--- GIVEN EXERCISE A ---
According to the text on finding unusual events, which two features are computed for an aircraft engine after it rolls off the assembly line?

Finding Unusual Events

Anomaly detection algorithms look at an unlabeled dataset of normal events and learn to detect or raise a red flag if there is an unusual or anomalous event.

  • After aircraft engine rolls off assembly line, compute features:
    • x₁ = heat generated by engine
    • x₂ = vibration intensity
    • Additional features as needed
  • Aircraft engine manufacturers don’t make many bad engines
  • Easier to collect data from m normal engines (most are fine)
  • Collect features x₁ and x₂ about how these m engines behave
  • Most examples are normal engines rather than defective ones

Given:

  • m examples of normal engine behavior
  • New engine with feature vector X_test

Goal: Determine if new engine looks similar to previously manufactured ones or if there’s something suspicious that requires closer inspection.

  • Plot training examples x₁ through x_m as crosses (each point = specific engine with specific heat/vibration)

--- Excerpts from a layout annotation set ---

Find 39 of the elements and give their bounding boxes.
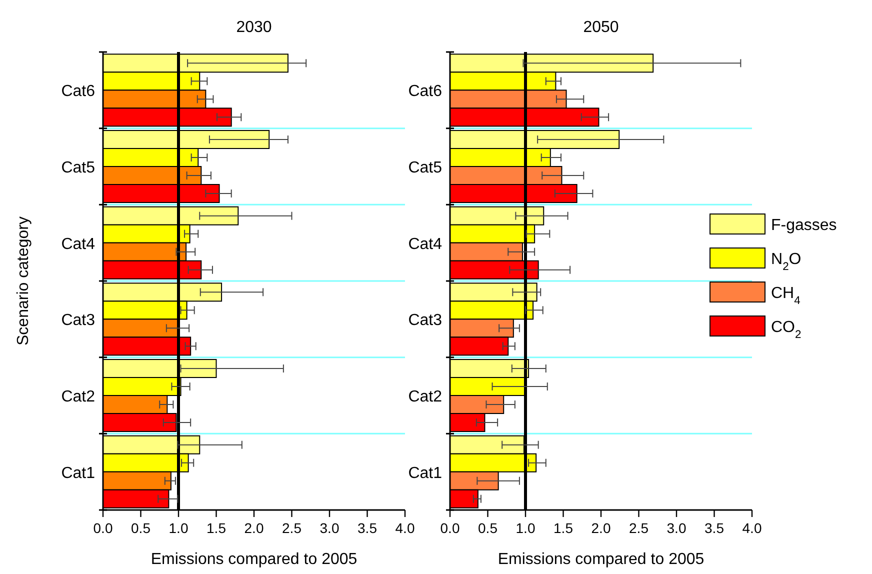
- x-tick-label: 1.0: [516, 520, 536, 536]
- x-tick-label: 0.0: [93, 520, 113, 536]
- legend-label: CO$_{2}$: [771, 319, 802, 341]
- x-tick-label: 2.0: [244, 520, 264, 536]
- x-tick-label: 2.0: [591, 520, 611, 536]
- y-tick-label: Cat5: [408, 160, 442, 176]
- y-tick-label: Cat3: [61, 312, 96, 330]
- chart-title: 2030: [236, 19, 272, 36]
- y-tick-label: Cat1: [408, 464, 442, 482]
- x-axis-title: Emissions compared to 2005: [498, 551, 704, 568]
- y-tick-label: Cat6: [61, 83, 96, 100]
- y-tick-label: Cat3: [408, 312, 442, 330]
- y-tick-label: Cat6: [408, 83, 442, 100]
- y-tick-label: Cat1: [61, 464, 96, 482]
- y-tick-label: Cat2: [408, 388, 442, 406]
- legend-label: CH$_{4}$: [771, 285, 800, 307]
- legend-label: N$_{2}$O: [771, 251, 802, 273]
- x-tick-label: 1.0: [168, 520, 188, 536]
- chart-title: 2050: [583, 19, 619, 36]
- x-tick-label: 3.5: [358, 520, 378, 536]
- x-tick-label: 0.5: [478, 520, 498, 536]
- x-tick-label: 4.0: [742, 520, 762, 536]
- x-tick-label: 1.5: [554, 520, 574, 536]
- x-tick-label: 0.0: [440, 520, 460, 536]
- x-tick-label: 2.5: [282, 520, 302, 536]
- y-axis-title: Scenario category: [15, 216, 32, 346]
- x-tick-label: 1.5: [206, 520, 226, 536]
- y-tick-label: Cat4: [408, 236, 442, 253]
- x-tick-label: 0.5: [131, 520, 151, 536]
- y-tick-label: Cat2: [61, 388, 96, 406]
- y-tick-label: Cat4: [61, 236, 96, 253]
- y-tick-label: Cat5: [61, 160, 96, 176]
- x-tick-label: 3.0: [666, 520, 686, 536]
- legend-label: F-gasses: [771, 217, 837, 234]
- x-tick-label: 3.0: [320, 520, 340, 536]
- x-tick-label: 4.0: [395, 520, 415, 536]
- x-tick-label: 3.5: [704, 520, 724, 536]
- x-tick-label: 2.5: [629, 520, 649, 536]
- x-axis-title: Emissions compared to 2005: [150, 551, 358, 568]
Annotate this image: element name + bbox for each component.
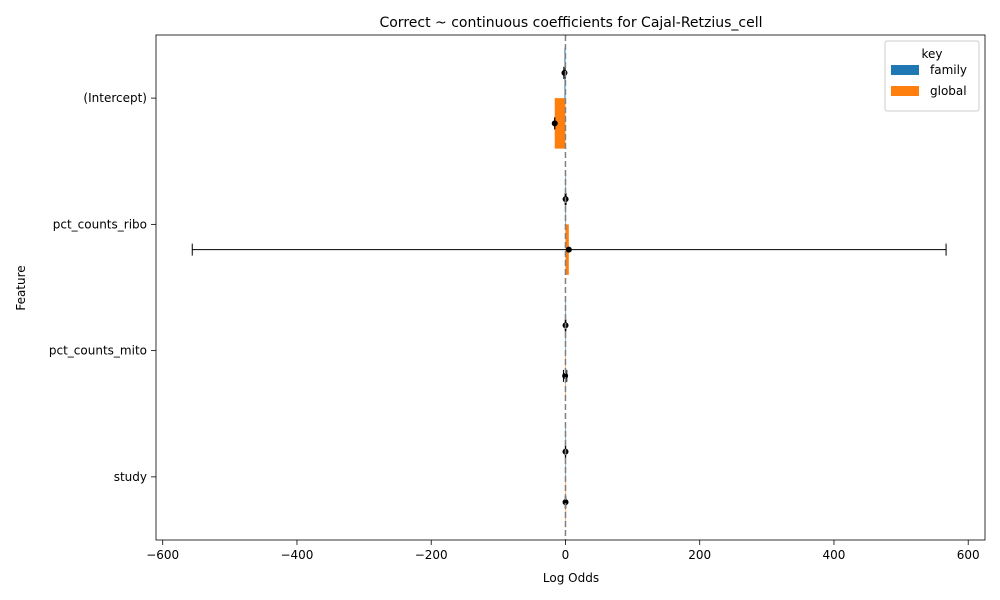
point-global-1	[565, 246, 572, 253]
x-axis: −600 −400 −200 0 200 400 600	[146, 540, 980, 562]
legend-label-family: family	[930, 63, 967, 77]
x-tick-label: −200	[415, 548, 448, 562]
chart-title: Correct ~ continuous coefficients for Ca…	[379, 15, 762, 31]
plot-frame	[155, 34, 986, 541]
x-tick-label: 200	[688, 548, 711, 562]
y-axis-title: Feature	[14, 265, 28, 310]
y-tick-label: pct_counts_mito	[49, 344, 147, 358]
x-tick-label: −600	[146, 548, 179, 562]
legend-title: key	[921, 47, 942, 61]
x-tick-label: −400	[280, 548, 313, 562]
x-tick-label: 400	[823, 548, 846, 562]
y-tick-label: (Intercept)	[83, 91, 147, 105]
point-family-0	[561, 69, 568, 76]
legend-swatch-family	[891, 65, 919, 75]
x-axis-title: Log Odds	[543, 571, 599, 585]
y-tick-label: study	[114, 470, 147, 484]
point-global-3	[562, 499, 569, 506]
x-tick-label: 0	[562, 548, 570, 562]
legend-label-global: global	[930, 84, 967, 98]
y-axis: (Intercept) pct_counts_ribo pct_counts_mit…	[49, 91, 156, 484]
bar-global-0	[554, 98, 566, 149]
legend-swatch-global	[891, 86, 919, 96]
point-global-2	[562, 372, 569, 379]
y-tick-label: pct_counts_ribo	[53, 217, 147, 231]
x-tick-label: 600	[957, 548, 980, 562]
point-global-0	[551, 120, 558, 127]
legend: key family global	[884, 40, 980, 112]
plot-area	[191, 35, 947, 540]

--

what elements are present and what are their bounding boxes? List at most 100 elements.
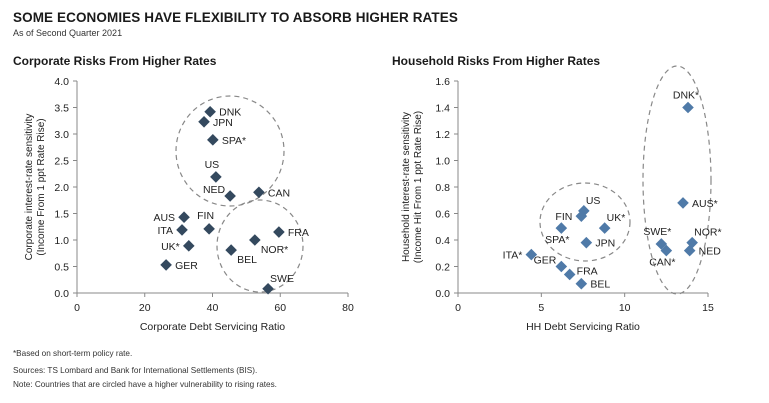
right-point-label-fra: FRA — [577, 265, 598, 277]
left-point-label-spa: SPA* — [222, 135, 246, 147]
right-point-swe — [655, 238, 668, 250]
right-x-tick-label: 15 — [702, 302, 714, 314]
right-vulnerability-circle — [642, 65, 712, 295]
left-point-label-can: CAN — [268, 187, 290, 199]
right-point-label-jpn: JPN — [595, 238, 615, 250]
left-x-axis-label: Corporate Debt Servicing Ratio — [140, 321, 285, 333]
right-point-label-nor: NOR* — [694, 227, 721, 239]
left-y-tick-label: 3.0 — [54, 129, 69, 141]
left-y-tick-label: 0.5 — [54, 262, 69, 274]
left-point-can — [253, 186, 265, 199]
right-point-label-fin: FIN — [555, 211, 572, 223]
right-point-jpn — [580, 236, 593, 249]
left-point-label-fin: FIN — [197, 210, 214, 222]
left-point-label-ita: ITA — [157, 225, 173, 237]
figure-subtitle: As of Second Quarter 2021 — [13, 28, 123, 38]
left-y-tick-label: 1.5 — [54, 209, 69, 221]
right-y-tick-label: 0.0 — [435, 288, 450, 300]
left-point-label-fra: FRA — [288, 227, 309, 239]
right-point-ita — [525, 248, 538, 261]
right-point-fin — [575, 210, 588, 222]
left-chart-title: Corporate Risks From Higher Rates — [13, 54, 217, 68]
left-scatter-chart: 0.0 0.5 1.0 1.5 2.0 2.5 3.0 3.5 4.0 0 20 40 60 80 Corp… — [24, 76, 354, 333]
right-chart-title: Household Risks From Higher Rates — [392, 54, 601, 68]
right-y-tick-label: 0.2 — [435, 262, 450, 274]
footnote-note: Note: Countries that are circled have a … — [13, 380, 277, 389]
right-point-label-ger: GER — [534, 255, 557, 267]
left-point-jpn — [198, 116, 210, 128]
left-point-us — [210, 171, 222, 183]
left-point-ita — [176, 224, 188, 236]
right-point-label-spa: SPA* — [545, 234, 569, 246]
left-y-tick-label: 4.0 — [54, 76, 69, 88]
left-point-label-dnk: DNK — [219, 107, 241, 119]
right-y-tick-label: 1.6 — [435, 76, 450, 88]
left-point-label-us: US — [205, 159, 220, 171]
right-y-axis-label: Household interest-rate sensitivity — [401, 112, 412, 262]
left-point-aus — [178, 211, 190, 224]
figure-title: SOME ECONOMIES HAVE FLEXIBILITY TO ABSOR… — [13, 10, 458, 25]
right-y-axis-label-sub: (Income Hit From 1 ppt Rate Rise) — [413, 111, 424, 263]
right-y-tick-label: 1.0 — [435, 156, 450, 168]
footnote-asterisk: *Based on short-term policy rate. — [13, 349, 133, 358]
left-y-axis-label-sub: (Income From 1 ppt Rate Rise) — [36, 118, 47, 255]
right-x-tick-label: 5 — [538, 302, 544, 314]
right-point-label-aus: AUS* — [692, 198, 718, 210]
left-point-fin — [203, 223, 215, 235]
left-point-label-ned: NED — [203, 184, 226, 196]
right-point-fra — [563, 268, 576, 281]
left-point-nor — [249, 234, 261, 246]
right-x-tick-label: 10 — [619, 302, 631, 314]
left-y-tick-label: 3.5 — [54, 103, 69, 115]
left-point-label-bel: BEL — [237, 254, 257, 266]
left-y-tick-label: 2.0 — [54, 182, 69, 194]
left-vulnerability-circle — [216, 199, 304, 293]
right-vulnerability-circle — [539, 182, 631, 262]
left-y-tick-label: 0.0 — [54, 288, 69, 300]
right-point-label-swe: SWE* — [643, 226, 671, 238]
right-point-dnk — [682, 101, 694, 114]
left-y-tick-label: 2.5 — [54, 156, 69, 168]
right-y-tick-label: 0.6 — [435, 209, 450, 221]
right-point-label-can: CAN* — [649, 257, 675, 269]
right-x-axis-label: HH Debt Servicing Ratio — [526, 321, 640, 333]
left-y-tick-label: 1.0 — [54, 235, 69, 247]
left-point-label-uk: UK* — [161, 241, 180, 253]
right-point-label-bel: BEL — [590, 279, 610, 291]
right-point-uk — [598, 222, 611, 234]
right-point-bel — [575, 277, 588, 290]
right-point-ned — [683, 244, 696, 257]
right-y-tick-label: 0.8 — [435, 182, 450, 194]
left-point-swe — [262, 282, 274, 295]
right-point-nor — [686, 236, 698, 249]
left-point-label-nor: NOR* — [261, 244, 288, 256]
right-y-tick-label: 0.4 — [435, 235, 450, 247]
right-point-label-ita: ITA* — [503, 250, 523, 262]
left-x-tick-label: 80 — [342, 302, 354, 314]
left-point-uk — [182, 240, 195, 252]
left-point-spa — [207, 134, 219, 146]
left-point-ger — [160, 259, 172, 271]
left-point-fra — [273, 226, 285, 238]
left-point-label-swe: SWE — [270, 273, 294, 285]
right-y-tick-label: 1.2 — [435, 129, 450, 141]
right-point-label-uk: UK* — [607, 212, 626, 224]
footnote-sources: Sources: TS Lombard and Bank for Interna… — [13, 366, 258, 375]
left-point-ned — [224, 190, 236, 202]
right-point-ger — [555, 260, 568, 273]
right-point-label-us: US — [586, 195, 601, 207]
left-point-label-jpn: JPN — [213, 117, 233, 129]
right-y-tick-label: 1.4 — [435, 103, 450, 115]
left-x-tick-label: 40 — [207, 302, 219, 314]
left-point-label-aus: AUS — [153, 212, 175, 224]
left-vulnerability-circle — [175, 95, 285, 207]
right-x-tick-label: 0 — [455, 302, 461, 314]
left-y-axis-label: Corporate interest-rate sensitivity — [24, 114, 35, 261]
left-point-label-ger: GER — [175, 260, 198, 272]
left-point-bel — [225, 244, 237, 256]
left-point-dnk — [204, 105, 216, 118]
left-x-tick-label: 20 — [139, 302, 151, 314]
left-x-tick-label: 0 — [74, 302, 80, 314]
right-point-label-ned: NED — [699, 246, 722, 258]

* * *

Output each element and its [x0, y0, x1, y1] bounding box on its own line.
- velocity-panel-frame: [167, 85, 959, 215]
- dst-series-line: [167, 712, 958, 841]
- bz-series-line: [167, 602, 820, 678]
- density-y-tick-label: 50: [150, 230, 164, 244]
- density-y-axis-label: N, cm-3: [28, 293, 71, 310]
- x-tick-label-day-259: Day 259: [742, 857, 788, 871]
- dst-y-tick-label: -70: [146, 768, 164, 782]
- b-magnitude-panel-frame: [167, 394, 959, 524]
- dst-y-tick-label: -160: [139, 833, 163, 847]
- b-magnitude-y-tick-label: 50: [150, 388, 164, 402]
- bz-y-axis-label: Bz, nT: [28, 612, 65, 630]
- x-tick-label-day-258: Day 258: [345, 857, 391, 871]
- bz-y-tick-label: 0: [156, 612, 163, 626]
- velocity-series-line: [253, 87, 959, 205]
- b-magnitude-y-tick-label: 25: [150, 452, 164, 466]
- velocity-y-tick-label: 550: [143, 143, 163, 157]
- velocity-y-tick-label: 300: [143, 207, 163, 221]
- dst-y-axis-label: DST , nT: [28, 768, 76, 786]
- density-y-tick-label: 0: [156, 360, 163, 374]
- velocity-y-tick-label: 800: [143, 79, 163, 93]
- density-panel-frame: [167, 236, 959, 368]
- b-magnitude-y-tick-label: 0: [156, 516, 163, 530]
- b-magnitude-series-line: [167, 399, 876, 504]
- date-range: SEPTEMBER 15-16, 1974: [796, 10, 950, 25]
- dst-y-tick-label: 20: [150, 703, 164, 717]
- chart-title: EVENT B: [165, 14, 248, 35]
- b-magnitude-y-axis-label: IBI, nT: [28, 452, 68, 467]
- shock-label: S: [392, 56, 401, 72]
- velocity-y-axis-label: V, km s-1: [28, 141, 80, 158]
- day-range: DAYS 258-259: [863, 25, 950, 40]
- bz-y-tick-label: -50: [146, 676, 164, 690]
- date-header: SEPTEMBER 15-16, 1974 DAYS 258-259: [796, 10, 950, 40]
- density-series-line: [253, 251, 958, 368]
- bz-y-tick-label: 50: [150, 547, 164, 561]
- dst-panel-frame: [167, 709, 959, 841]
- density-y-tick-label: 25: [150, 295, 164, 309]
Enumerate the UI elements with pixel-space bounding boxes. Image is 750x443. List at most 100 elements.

--- GIVEN EXERCISE B ---
Please rewrite the rows from the line with "Output each element" to the line with "- density-y-axis-label: N, cm-3: [28, 293, 71, 310]", both included, replacing "series-line" with "trace" and leaving everything else unchanged.

--- FULL ANSWER A ---
The heat generated by the engine (x₁) and its vibration intensity (x₂).

--- FULL ANSWER B ---
Output each element and its [x0, y0, x1, y1] bounding box on its own line.
- velocity-panel-frame: [167, 85, 959, 215]
- dst-trace: [167, 712, 958, 841]
- bz-trace: [167, 602, 820, 678]
- density-y-tick-label: 50: [150, 230, 164, 244]
- density-y-axis-label: N, cm-3: [28, 293, 71, 310]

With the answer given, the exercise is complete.